DIRECTIONS:
Lift every line from the entries that includes the word "this".

DATASET EXCERPTS:
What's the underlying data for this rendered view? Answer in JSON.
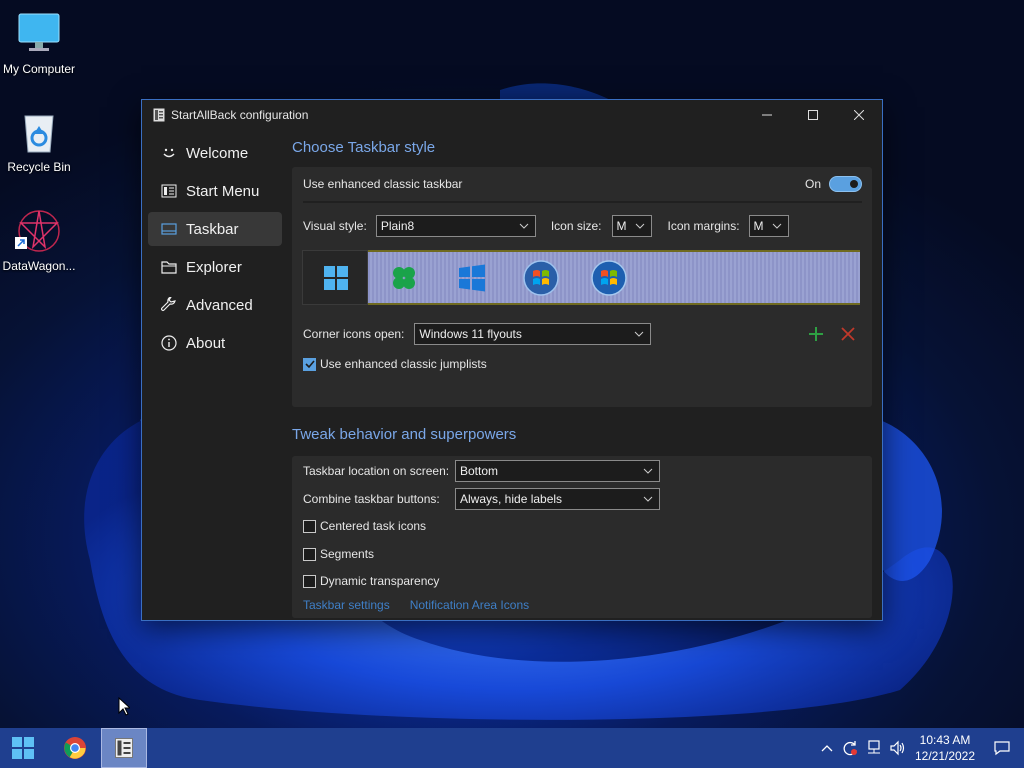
{
  "desktop": {
    "icons": [
      {
        "label": "My Computer",
        "icon": "monitor-icon"
      },
      {
        "label": "Recycle Bin",
        "icon": "recycle-bin-icon"
      },
      {
        "label": "DataWagon...",
        "icon": "datawagon-shortcut-icon"
      }
    ]
  },
  "window": {
    "title": "StartAllBack configuration",
    "controls": [
      "minimize",
      "maximize",
      "close"
    ],
    "sidebar": {
      "items": [
        {
          "label": "Welcome",
          "icon": "smiley-icon",
          "active": false
        },
        {
          "label": "Start Menu",
          "icon": "start-menu-icon",
          "active": false
        },
        {
          "label": "Taskbar",
          "icon": "taskbar-icon",
          "active": true
        },
        {
          "label": "Explorer",
          "icon": "folder-icon",
          "active": false
        },
        {
          "label": "Advanced",
          "icon": "wrench-icon",
          "active": false
        },
        {
          "label": "About",
          "icon": "info-icon",
          "active": false
        }
      ]
    },
    "taskbar_style": {
      "title": "Choose Taskbar style",
      "enhanced_label": "Use enhanced classic taskbar",
      "enhanced_state": "On",
      "visual_style_label": "Visual style:",
      "visual_style_value": "Plain8",
      "icon_size_label": "Icon size:",
      "icon_size_value": "M",
      "icon_margins_label": "Icon margins:",
      "icon_margins_value": "M",
      "preview_icons": [
        "windows-11-start-icon",
        "clover-start-icon",
        "windows-10-start-icon",
        "windows-7-orb-icon",
        "windows-vista-orb-icon"
      ],
      "corner_icons_label": "Corner icons open:",
      "corner_icons_value": "Windows 11 flyouts",
      "jumplists_label": "Use enhanced classic jumplists",
      "jumplists_checked": true
    },
    "tweak": {
      "title": "Tweak behavior and superpowers",
      "location_label": "Taskbar location on screen:",
      "location_value": "Bottom",
      "combine_label": "Combine taskbar buttons:",
      "combine_value": "Always, hide labels",
      "centered_label": "Centered task icons",
      "centered_checked": false,
      "segments_label": "Segments",
      "segments_checked": false,
      "dynamic_label": "Dynamic transparency",
      "dynamic_checked": false,
      "link_taskbar_settings": "Taskbar settings",
      "link_notification": "Notification Area Icons"
    }
  },
  "taskbar": {
    "apps": [
      "start-icon",
      "chrome-icon",
      "startallback-icon"
    ],
    "tray_icons": [
      "chevron-up-icon",
      "sync-icon",
      "network-icon",
      "volume-icon"
    ],
    "time": "10:43 AM",
    "date": "12/21/2022"
  },
  "colors": {
    "accent": "#5aa0e0",
    "section_title": "#7aa7e8",
    "link": "#3f7fc7",
    "window_bg": "#202020",
    "taskbar_bg": "#1f3f8f"
  }
}
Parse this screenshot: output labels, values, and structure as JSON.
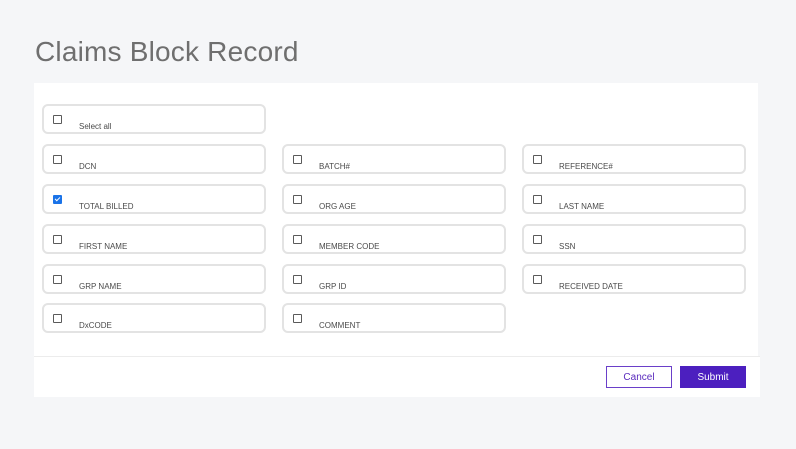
{
  "page": {
    "title": "Claims Block Record"
  },
  "options": {
    "select_all": {
      "label": "Select all",
      "checked": false
    },
    "dcn": {
      "label": "DCN",
      "checked": false
    },
    "batch": {
      "label": "BATCH#",
      "checked": false
    },
    "reference": {
      "label": "REFERENCE#",
      "checked": false
    },
    "total_billed": {
      "label": "TOTAL BILLED",
      "checked": true
    },
    "org_age": {
      "label": "ORG AGE",
      "checked": false
    },
    "last_name": {
      "label": "LAST NAME",
      "checked": false
    },
    "first_name": {
      "label": "FIRST NAME",
      "checked": false
    },
    "member_code": {
      "label": "MEMBER CODE",
      "checked": false
    },
    "ssn": {
      "label": "SSN",
      "checked": false
    },
    "grp_name": {
      "label": "GRP NAME",
      "checked": false
    },
    "grp_id": {
      "label": "GRP ID",
      "checked": false
    },
    "received_date": {
      "label": "RECEIVED DATE",
      "checked": false
    },
    "dxcode": {
      "label": "DxCODE",
      "checked": false
    },
    "comment": {
      "label": "COMMENT",
      "checked": false
    }
  },
  "actions": {
    "cancel_label": "Cancel",
    "submit_label": "Submit"
  },
  "colors": {
    "accent": "#4c1fbf",
    "checkbox_checked": "#1a73e8"
  }
}
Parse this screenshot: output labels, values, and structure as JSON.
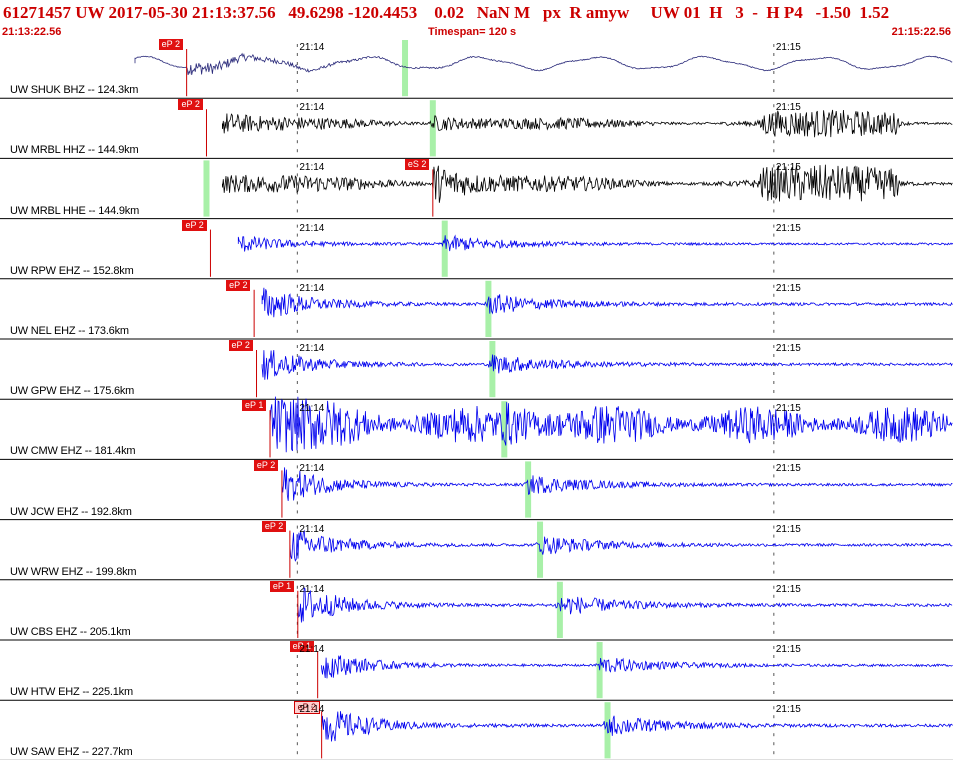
{
  "header": {
    "event_line": "61271457 UW 2017-05-30 21:13:37.56   49.6298 -120.4453    0.02   NaN M   px  R amyw     UW 01  H   3  -  H P4   -1.50  1.52",
    "time_start": "21:13:22.56",
    "timespan": "Timespan= 120 s",
    "time_end": "21:15:22.56"
  },
  "colors": {
    "header_text": "#cc0000",
    "pick_marker": "#e01010",
    "pick_line": "#cc0000",
    "s_window": "#a8f0a8",
    "trace_shuk": "#2a2a7a",
    "trace_mrbl": "#000000",
    "trace_other": "#0000ee",
    "divider": "#000000"
  },
  "chart_data": {
    "type": "seismogram",
    "x_axis": {
      "unit": "s",
      "range": [
        0,
        120
      ],
      "start_time": "21:13:22.56",
      "end_time": "21:15:22.56",
      "tick_labels": [
        "21:14",
        "21:15"
      ],
      "tick_times_s": [
        37.44,
        97.44
      ]
    },
    "traces": [
      {
        "label": "UW SHUK BHZ -- 124.3km",
        "color": "shuk",
        "start_s": 17.0,
        "p_pick_s": 23.5,
        "p_label": "eP 2",
        "s_window_s": 51.0,
        "hollow": false,
        "amplitude": 0.55,
        "style": "long"
      },
      {
        "label": "UW MRBL HHZ -- 144.9km",
        "color": "mrbl",
        "start_s": 28.0,
        "p_pick_s": 26.0,
        "p_label": "eP 2",
        "s_window_s": 54.5,
        "hollow": false,
        "amplitude": 0.55,
        "style": "dense"
      },
      {
        "label": "UW MRBL HHE -- 144.9km",
        "color": "mrbl",
        "start_s": 28.0,
        "p_pick_s": 54.5,
        "p_label": "eS 2",
        "s_window_s": 26.0,
        "hollow": false,
        "amplitude": 0.75,
        "style": "dense"
      },
      {
        "label": "UW RPW EHZ -- 152.8km",
        "color": "other",
        "start_s": 30.0,
        "p_pick_s": 26.5,
        "p_label": "eP 2",
        "s_window_s": 56.0,
        "hollow": false,
        "amplitude": 0.6,
        "style": "burst"
      },
      {
        "label": "UW NEL EHZ -- 173.6km",
        "color": "other",
        "start_s": 33.0,
        "p_pick_s": 32.0,
        "p_label": "eP 2",
        "s_window_s": 61.5,
        "hollow": false,
        "amplitude": 0.75,
        "style": "burst"
      },
      {
        "label": "UW GPW EHZ -- 175.6km",
        "color": "other",
        "start_s": 33.0,
        "p_pick_s": 32.3,
        "p_label": "eP 2",
        "s_window_s": 62.0,
        "hollow": false,
        "amplitude": 0.7,
        "style": "burst"
      },
      {
        "label": "UW CMW EHZ -- 181.4km",
        "color": "other",
        "start_s": 34.0,
        "p_pick_s": 34.0,
        "p_label": "eP 1",
        "s_window_s": 63.5,
        "hollow": false,
        "amplitude": 0.9,
        "style": "noisy"
      },
      {
        "label": "UW JCW EHZ -- 192.8km",
        "color": "other",
        "start_s": 35.5,
        "p_pick_s": 35.5,
        "p_label": "eP 2",
        "s_window_s": 66.5,
        "hollow": false,
        "amplitude": 0.7,
        "style": "burst"
      },
      {
        "label": "UW WRW EHZ -- 199.8km",
        "color": "other",
        "start_s": 36.5,
        "p_pick_s": 36.5,
        "p_label": "eP 2",
        "s_window_s": 68.0,
        "hollow": false,
        "amplitude": 0.7,
        "style": "burst"
      },
      {
        "label": "UW CBS EHZ -- 205.1km",
        "color": "other",
        "start_s": 37.5,
        "p_pick_s": 37.5,
        "p_label": "eP 1",
        "s_window_s": 70.5,
        "hollow": false,
        "amplitude": 0.75,
        "style": "burst"
      },
      {
        "label": "UW HTW EHZ -- 225.1km",
        "color": "other",
        "start_s": 40.5,
        "p_pick_s": 40.0,
        "p_label": "eP 1",
        "s_window_s": 75.5,
        "hollow": false,
        "amplitude": 0.6,
        "style": "burst"
      },
      {
        "label": "UW SAW EHZ -- 227.7km",
        "color": "other",
        "start_s": 40.5,
        "p_pick_s": 40.5,
        "p_label": "eP 2",
        "s_window_s": 76.5,
        "hollow": true,
        "amplitude": 0.75,
        "style": "burst"
      }
    ]
  }
}
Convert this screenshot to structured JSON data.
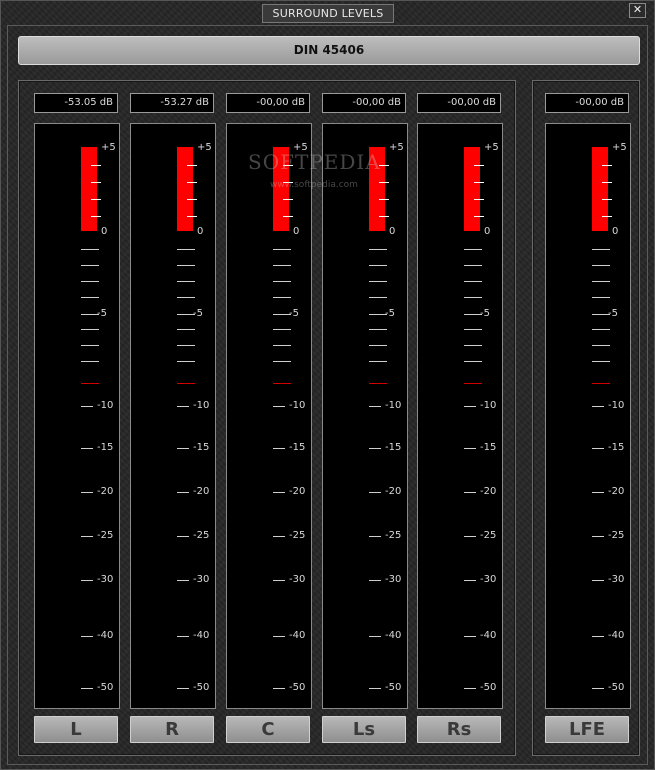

RESULT BELOW:
What's the underlying data for this rendered view? Answer in JSON.
Parse this screenshot: output labels, values, and structure as JSON.
Parse this screenshot: output labels, values, and structure as JSON.
Convert this screenshot to structured JSON data.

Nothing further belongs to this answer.